PROBLEM DESCRIPTION
Collect each line of the records containing the string "personal".

EXTRACTED ENTRIES
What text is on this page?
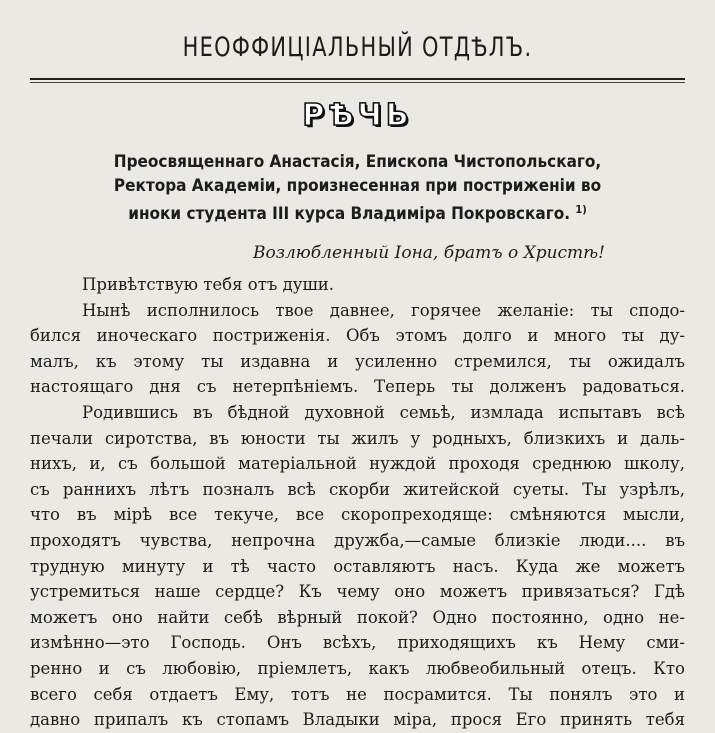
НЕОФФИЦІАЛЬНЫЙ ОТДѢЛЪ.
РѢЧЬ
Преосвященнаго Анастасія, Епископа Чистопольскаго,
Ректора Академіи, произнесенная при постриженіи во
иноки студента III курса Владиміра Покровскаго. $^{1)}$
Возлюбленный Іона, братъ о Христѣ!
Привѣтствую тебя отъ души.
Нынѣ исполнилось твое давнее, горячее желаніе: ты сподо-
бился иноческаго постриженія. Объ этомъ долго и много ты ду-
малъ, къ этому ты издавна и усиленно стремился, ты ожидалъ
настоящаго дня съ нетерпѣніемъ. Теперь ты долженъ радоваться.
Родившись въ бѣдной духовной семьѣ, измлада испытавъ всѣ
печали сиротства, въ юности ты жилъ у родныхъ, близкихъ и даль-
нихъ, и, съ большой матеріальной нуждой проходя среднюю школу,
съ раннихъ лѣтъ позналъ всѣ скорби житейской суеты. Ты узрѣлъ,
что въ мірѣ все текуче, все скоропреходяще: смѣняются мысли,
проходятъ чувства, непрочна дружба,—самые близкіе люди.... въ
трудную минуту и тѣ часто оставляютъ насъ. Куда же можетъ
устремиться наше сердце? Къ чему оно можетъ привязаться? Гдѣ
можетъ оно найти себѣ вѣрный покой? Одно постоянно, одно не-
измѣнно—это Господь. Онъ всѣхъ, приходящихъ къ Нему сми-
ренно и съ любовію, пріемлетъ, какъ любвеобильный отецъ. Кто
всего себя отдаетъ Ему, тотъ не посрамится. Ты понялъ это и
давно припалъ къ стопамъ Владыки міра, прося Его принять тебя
---
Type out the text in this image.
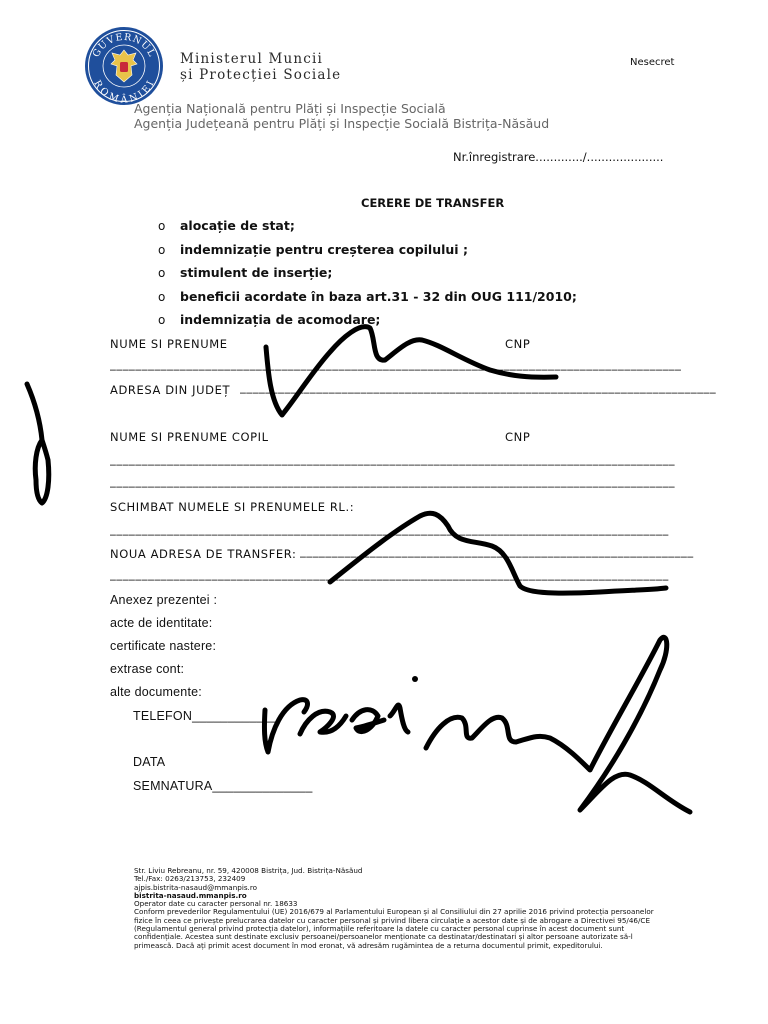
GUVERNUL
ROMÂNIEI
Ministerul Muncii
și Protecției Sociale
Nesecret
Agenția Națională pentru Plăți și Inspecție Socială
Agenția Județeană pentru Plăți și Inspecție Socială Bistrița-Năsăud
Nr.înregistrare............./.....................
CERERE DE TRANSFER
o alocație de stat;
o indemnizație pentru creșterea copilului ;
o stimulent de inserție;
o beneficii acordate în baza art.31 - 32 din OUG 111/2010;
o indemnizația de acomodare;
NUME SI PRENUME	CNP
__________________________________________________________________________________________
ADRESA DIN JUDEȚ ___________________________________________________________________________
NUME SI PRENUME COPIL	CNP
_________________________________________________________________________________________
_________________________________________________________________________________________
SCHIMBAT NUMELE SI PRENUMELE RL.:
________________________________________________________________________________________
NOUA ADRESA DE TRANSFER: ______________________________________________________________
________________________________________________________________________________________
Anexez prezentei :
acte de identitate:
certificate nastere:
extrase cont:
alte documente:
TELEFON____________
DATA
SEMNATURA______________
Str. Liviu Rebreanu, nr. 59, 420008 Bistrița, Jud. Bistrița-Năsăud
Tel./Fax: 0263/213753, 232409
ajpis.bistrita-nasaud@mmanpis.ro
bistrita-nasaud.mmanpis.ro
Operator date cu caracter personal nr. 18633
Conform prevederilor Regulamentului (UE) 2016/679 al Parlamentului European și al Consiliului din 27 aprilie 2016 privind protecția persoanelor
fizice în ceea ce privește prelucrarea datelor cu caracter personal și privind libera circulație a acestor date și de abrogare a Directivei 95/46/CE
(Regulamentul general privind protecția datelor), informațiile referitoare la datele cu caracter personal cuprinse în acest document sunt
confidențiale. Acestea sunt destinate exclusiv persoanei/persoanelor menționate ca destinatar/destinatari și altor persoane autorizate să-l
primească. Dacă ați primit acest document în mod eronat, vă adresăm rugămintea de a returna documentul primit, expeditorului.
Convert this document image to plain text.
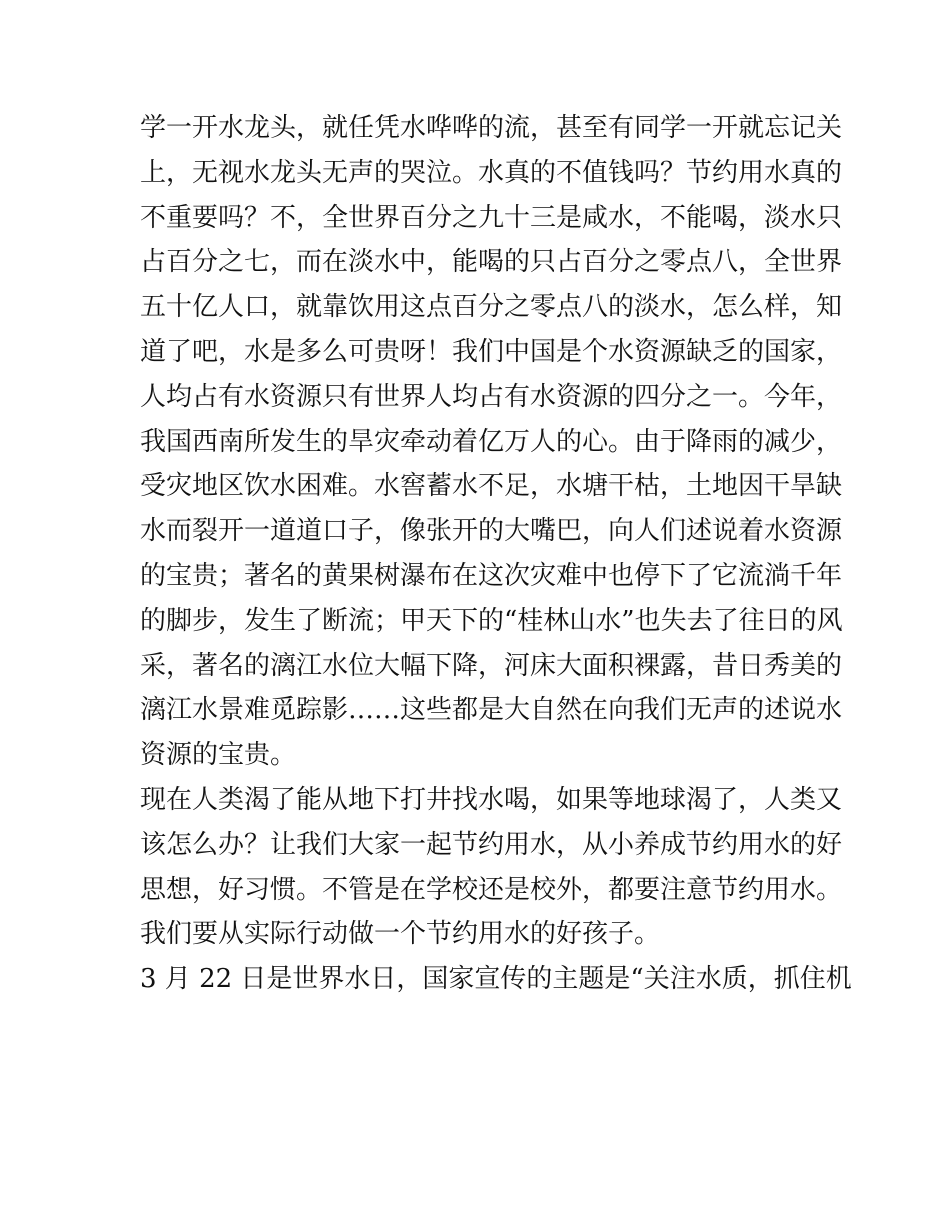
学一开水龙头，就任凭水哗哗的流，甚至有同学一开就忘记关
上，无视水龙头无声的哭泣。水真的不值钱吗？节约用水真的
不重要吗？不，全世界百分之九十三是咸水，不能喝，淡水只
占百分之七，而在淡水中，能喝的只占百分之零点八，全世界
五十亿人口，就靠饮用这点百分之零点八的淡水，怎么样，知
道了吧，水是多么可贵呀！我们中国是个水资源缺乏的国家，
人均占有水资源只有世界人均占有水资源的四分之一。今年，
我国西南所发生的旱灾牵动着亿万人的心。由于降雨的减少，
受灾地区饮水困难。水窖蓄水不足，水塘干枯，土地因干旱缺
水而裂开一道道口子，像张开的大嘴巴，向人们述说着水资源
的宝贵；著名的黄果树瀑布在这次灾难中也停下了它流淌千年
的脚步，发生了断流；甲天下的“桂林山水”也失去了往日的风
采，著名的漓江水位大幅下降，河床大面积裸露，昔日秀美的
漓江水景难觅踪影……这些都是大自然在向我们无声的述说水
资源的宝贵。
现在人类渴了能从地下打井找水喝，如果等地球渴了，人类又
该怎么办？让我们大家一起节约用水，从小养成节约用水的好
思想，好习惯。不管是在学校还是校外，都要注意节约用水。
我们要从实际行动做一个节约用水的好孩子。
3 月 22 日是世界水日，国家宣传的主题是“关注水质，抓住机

OUTPUT
Operator date cu caracter personal nr. 18633
fizice în ceea ce privește prelucrarea datelor cu caracter personal și privind libera circulație a acestor date și de abrogare a Directivei 95/46/CE
(Regulamentul general privind protecția datelor), informațiile referitoare la datele cu caracter personal cuprinse în acest document sunt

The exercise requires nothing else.